───── Listed records

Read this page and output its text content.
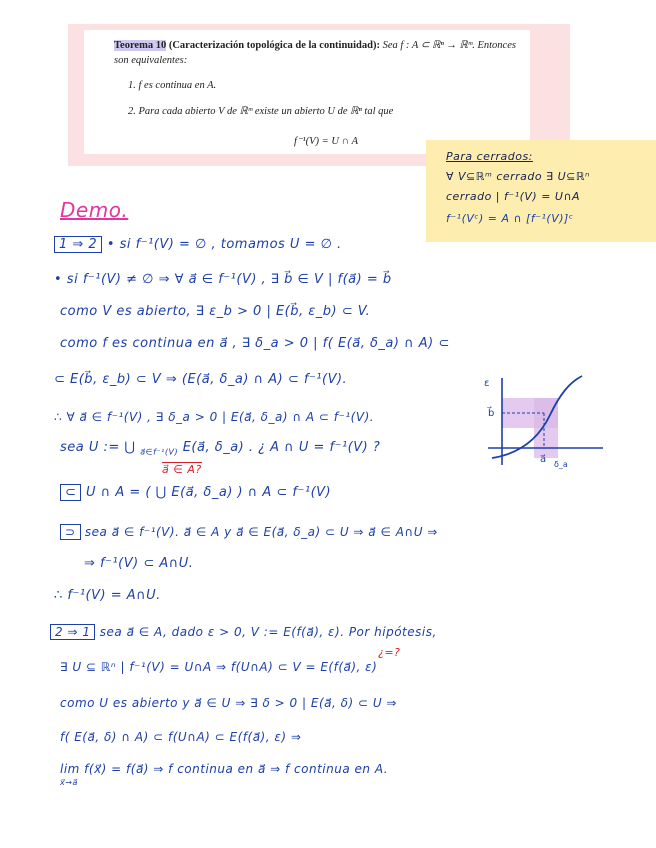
Teorema 10 (Caracterización topológica de la continuidad): Sea f : A ⊂ ℝⁿ → ℝᵐ. Entonces son equivalentes:
1. f es continua en A.
2. Para cada abierto V de ℝᵐ existe un abierto U de ℝⁿ tal que
f⁻¹(V) = U ∩ A
Para cerrados:
∀ V⊆ℝᵐ cerrado ∃ U⊆ℝⁿ
cerrado | f⁻¹(V) = U∩A
f⁻¹(Vᶜ) = A ∩ [f⁻¹(V)]ᶜ
Demo.
1 ⇒ 2 • si f⁻¹(V) = ∅ , tomamos U = ∅ .
• si f⁻¹(V) ≠ ∅ ⇒ ∀ a⃗ ∈ f⁻¹(V) , ∃ b⃗ ∈ V | f(a⃗) = b⃗
como V es abierto, ∃ ε_b > 0 | E(b⃗, ε_b) ⊂ V.
como f es continua en a⃗ , ∃ δ_a > 0 | f( E(a⃗, δ_a) ∩ A) ⊂
⊂ E(b⃗, ε_b) ⊂ V ⇒ (E(a⃗, δ_a) ∩ A) ⊂ f⁻¹(V).
∴ ∀ a⃗ ∈ f⁻¹(V) , ∃ δ_a > 0 | E(a⃗, δ_a) ∩ A ⊂ f⁻¹(V).
sea U := ⋃ $_{a⃗\in f^{-1}(V)}$ E(a⃗, δ_a) . ¿ A ∩ U = f⁻¹(V) ?
a⃗ ∈ A?
⊂ U ∩ A = ( ⋃ E(a⃗, δ_a) ) ∩ A ⊂ f⁻¹(V)
⊃ sea a⃗ ∈ f⁻¹(V). a⃗ ∈ A y a⃗ ∈ E(a⃗, δ_a) ⊂ U ⇒ a⃗ ∈ A∩U ⇒
⇒ f⁻¹(V) ⊂ A∩U.
∴ f⁻¹(V) = A∩U.
2 ⇒ 1 sea a⃗ ∈ A, dado ε > 0, V := E(f(a⃗), ε). Por hipótesis,
¿=?
∃ U ⊆ ℝⁿ | f⁻¹(V) = U∩A ⇒ f(U∩A) ⊂ V = E(f(a⃗), ε)
como U es abierto y a⃗ ∈ U ⇒ ∃ δ > 0 | E(a⃗, δ) ⊂ U ⇒
f( E(a⃗, δ) ∩ A) ⊂ f(U∩A) ⊂ E(f(a⃗), ε) ⇒
lim f(x⃗) = f(a⃗) ⇒ f continua en a⃗ ⇒ f continua en A.
x⃗→a⃗
ε
b⃗
a⃗ δ_a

──────────

*Task requirements*: Reproduce all entries without any change, and omit the pictures.

*Task solution*:
Read this page and output its text content.
Teorema 10 (Caracterización topológica de la continuidad): Sea f : A ⊂ ℝⁿ → ℝᵐ. Entonces son equivalentes:
1. f es continua en A.
2. Para cada abierto V de ℝᵐ existe un abierto U de ℝⁿ tal que
f⁻¹(V) = U ∩ A
Para cerrados:
∀ V⊆ℝᵐ cerrado ∃ U⊆ℝⁿ
cerrado | f⁻¹(V) = U∩A
f⁻¹(Vᶜ) = A ∩ [f⁻¹(V)]ᶜ
Demo.
1 ⇒ 2 • si f⁻¹(V) = ∅ , tomamos U = ∅ .
• si f⁻¹(V) ≠ ∅ ⇒ ∀ a⃗ ∈ f⁻¹(V) , ∃ b⃗ ∈ V | f(a⃗) = b⃗
como V es abierto, ∃ ε_b > 0 | E(b⃗, ε_b) ⊂ V.
como f es continua en a⃗ , ∃ δ_a > 0 | f( E(a⃗, δ_a) ∩ A) ⊂
⊂ E(b⃗, ε_b) ⊂ V ⇒ (E(a⃗, δ_a) ∩ A) ⊂ f⁻¹(V).
∴ ∀ a⃗ ∈ f⁻¹(V) , ∃ δ_a > 0 | E(a⃗, δ_a) ∩ A ⊂ f⁻¹(V).
sea U := ⋃ $_{a⃗\in f^{-1}(V)}$ E(a⃗, δ_a) . ¿ A ∩ U = f⁻¹(V) ?
a⃗ ∈ A?
⊂ U ∩ A = ( ⋃ E(a⃗, δ_a) ) ∩ A ⊂ f⁻¹(V)
⊃ sea a⃗ ∈ f⁻¹(V). a⃗ ∈ A y a⃗ ∈ E(a⃗, δ_a) ⊂ U ⇒ a⃗ ∈ A∩U ⇒
⇒ f⁻¹(V) ⊂ A∩U.
∴ f⁻¹(V) = A∩U.
2 ⇒ 1 sea a⃗ ∈ A, dado ε > 0, V := E(f(a⃗), ε). Por hipótesis,
¿=?
∃ U ⊆ ℝⁿ | f⁻¹(V) = U∩A ⇒ f(U∩A) ⊂ V = E(f(a⃗), ε)
como U es abierto y a⃗ ∈ U ⇒ ∃ δ > 0 | E(a⃗, δ) ⊂ U ⇒
f( E(a⃗, δ) ∩ A) ⊂ f(U∩A) ⊂ E(f(a⃗), ε) ⇒
lim f(x⃗) = f(a⃗) ⇒ f continua en a⃗ ⇒ f continua en A.
x⃗→a⃗
ε
b⃗
a⃗ δ_a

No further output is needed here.